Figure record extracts
— start —
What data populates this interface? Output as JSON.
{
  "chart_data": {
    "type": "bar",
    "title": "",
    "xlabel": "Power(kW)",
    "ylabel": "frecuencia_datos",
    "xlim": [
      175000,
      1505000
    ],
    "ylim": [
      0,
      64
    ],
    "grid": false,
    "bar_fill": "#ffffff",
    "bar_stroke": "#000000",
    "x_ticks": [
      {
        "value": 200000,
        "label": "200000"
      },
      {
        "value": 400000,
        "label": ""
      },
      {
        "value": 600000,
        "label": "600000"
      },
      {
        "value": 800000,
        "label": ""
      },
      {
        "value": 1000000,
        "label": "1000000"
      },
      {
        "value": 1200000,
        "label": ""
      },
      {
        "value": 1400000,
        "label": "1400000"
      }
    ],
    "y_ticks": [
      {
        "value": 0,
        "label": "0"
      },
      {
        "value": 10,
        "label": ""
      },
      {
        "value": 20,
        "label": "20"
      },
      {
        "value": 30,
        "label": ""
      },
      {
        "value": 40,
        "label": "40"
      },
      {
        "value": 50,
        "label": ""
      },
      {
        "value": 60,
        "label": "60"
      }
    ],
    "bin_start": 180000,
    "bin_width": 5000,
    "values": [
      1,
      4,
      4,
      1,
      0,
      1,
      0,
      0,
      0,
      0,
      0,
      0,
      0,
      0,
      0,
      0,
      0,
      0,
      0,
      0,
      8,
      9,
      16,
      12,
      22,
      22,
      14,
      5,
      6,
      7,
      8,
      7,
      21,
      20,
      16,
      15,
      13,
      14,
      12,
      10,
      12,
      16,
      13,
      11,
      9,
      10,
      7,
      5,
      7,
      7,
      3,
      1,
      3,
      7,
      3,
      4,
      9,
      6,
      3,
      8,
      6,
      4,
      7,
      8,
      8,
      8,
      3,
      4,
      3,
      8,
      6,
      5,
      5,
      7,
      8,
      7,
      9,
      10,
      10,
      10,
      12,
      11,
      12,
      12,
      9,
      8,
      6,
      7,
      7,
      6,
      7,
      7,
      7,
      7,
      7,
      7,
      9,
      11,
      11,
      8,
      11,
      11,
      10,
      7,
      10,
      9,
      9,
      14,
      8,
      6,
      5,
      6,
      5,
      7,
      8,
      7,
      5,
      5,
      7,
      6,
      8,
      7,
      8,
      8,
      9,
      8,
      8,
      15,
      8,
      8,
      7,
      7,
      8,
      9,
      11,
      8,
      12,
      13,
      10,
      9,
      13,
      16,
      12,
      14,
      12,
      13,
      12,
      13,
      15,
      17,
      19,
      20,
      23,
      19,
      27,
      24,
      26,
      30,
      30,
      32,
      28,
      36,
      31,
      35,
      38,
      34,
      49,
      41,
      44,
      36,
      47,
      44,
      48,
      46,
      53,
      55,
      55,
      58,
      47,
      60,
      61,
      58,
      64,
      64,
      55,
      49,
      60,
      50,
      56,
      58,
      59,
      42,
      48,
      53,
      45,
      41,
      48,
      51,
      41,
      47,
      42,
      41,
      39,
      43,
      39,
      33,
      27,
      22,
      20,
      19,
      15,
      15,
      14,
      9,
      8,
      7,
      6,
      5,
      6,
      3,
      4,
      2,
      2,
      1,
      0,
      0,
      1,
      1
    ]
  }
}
— end —
Transcribe every line of the data, exactly as it stands.

What data populates this interface? Output as JSON.
{
  "chart_data": {
    "type": "bar",
    "title": "",
    "xlabel": "Power(kW)",
    "ylabel": "frecuencia_datos",
    "xlim": [
      175000,
      1505000
    ],
    "ylim": [
      0,
      64
    ],
    "grid": false,
    "bar_fill": "#ffffff",
    "bar_stroke": "#000000",
    "x_ticks": [
      {
        "value": 200000,
        "label": "200000"
      },
      {
        "value": 400000,
        "label": ""
      },
      {
        "value": 600000,
        "label": "600000"
      },
      {
        "value": 800000,
        "label": ""
      },
      {
        "value": 1000000,
        "label": "1000000"
      },
      {
        "value": 1200000,
        "label": ""
      },
      {
        "value": 1400000,
        "label": "1400000"
      }
    ],
    "y_ticks": [
      {
        "value": 0,
        "label": "0"
      },
      {
        "value": 10,
        "label": ""
      },
      {
        "value": 20,
        "label": "20"
      },
      {
        "value": 30,
        "label": ""
      },
      {
        "value": 40,
        "label": "40"
      },
      {
        "value": 50,
        "label": ""
      },
      {
        "value": 60,
        "label": "60"
      }
    ],
    "bin_start": 180000,
    "bin_width": 5000,
    "values": [
      1,
      4,
      4,
      1,
      0,
      1,
      0,
      0,
      0,
      0,
      0,
      0,
      0,
      0,
      0,
      0,
      0,
      0,
      0,
      0,
      8,
      9,
      16,
      12,
      22,
      22,
      14,
      5,
      6,
      7,
      8,
      7,
      21,
      20,
      16,
      15,
      13,
      14,
      12,
      10,
      12,
      16,
      13,
      11,
      9,
      10,
      7,
      5,
      7,
      7,
      3,
      1,
      3,
      7,
      3,
      4,
      9,
      6,
      3,
      8,
      6,
      4,
      7,
      8,
      8,
      8,
      3,
      4,
      3,
      8,
      6,
      5,
      5,
      7,
      8,
      7,
      9,
      10,
      10,
      10,
      12,
      11,
      12,
      12,
      9,
      8,
      6,
      7,
      7,
      6,
      7,
      7,
      7,
      7,
      7,
      7,
      9,
      11,
      11,
      8,
      11,
      11,
      10,
      7,
      10,
      9,
      9,
      14,
      8,
      6,
      5,
      6,
      5,
      7,
      8,
      7,
      5,
      5,
      7,
      6,
      8,
      7,
      8,
      8,
      9,
      8,
      8,
      15,
      8,
      8,
      7,
      7,
      8,
      9,
      11,
      8,
      12,
      13,
      10,
      9,
      13,
      16,
      12,
      14,
      12,
      13,
      12,
      13,
      15,
      17,
      19,
      20,
      23,
      19,
      27,
      24,
      26,
      30,
      30,
      32,
      28,
      36,
      31,
      35,
      38,
      34,
      49,
      41,
      44,
      36,
      47,
      44,
      48,
      46,
      53,
      55,
      55,
      58,
      47,
      60,
      61,
      58,
      64,
      64,
      55,
      49,
      60,
      50,
      56,
      58,
      59,
      42,
      48,
      53,
      45,
      41,
      48,
      51,
      41,
      47,
      42,
      41,
      39,
      43,
      39,
      33,
      27,
      22,
      20,
      19,
      15,
      15,
      14,
      9,
      8,
      7,
      6,
      5,
      6,
      3,
      4,
      2,
      2,
      1,
      0,
      0,
      1,
      1
    ]
  }
}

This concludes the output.